* _WHAT NEEDS TO BE DONE_:
Wherever the word "Volume" shows up in a line, please copy that line.

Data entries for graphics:

+++++

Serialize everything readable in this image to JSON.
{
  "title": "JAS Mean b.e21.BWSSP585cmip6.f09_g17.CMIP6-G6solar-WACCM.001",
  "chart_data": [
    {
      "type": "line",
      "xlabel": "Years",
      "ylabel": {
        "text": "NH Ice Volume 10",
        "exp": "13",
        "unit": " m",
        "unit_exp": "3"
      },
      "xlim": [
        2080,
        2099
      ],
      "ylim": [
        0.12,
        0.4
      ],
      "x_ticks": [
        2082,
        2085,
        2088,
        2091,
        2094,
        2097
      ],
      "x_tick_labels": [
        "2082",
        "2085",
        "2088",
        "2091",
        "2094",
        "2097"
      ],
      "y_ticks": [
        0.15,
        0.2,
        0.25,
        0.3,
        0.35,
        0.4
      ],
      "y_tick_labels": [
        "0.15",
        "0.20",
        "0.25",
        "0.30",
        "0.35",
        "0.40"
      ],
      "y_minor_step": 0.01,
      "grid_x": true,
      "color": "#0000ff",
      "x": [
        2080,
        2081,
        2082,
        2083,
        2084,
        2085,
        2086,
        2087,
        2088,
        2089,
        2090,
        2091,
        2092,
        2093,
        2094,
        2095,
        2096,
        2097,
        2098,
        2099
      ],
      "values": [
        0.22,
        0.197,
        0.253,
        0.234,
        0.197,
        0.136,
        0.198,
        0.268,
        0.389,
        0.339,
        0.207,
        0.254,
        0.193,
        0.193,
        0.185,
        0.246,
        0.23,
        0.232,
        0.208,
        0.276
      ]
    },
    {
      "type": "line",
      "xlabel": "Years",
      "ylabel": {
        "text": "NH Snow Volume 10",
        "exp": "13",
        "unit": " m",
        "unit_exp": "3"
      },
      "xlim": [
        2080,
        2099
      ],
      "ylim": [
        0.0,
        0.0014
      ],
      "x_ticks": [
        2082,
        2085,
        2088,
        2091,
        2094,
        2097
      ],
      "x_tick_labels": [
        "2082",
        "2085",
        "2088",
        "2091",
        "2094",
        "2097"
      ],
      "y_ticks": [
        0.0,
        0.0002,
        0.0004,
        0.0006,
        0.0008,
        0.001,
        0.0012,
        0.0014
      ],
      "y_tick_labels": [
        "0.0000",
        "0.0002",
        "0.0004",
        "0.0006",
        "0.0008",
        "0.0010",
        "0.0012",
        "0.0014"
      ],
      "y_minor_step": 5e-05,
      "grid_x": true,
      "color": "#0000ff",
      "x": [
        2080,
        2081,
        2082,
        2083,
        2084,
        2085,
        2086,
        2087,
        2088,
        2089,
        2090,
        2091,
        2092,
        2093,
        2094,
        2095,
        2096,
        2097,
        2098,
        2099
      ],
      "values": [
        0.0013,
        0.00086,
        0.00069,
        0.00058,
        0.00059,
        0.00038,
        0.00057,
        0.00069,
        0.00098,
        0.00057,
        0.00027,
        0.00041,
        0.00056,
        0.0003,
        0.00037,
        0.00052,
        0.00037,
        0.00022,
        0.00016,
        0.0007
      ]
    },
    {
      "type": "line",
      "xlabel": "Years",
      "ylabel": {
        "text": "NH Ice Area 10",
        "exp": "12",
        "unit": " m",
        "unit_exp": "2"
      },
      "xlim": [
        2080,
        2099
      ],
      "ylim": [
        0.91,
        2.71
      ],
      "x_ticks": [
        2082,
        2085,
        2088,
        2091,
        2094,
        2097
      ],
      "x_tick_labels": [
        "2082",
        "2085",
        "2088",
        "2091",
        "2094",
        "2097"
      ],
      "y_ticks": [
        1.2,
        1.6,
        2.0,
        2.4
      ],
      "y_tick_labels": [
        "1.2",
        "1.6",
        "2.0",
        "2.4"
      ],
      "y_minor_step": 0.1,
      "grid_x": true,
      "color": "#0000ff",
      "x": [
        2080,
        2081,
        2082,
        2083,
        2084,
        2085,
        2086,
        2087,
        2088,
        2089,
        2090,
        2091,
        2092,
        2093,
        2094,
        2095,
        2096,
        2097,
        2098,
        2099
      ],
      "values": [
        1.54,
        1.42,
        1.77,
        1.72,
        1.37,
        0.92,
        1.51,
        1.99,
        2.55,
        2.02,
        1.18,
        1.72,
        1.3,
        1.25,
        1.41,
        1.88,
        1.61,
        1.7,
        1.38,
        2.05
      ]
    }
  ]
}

+++++

* _RESPONSE FOR THIS EXERCISE_:
        "text": "NH Ice Volume 10",
        "text": "NH Snow Volume 10",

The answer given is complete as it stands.